Start of Data supplied

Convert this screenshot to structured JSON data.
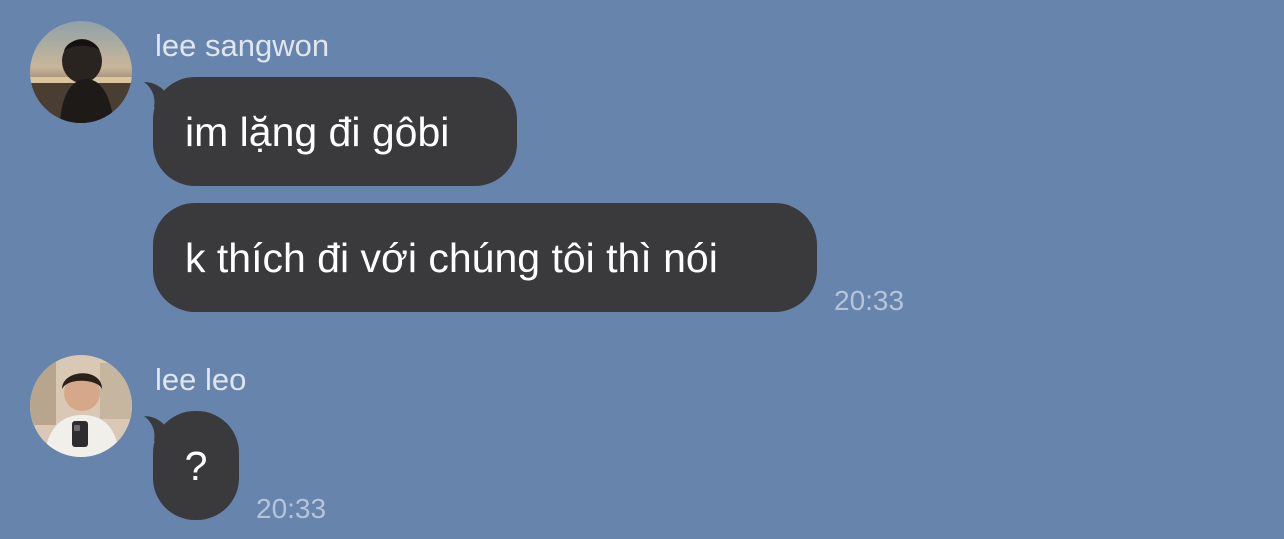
{
  "messages": [
    {
      "sender": "lee sangwon",
      "avatar": "profile-photo-sunset",
      "bubbles": [
        "im lặng đi gôbi",
        "k thích đi với chúng tôi thì nói"
      ],
      "time": "20:33"
    },
    {
      "sender": "lee leo",
      "avatar": "profile-photo-mirror-selfie",
      "bubbles": [
        "?"
      ],
      "time": "20:33"
    }
  ],
  "colors": {
    "background": "#6784ad",
    "bubble": "#3a3a3d",
    "bubble_text": "#ffffff",
    "sender_text": "#dfe6f0",
    "time_text": "#b5c4da"
  }
}
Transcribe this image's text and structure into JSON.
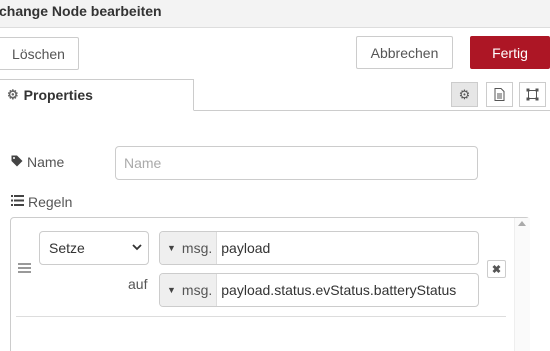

End of Data supplied

Given problem: Pictures in the data above should not be copied; transcribe everything else exactly.

Exercise output:
Convert this screenshot to structured JSON data.
{
  "messages": [
    {
      "sender": "lee sangwon",
      "avatar": "profile-photo-sunset",
      "bubbles": [
        "im lặng đi gôbi",
        "k thích đi với chúng tôi thì nói"
      ],
      "time": "20:33"
    },
    {
      "sender": "lee leo",
      "avatar": "profile-photo-mirror-selfie",
      "bubbles": [
        "?"
      ],
      "time": "20:33"
    }
  ],
  "colors": {
    "background": "#6784ad",
    "bubble": "#3a3a3d",
    "bubble_text": "#ffffff",
    "sender_text": "#dfe6f0",
    "time_text": "#b5c4da"
  }
}
Transcribe this image's text and structure into JSON.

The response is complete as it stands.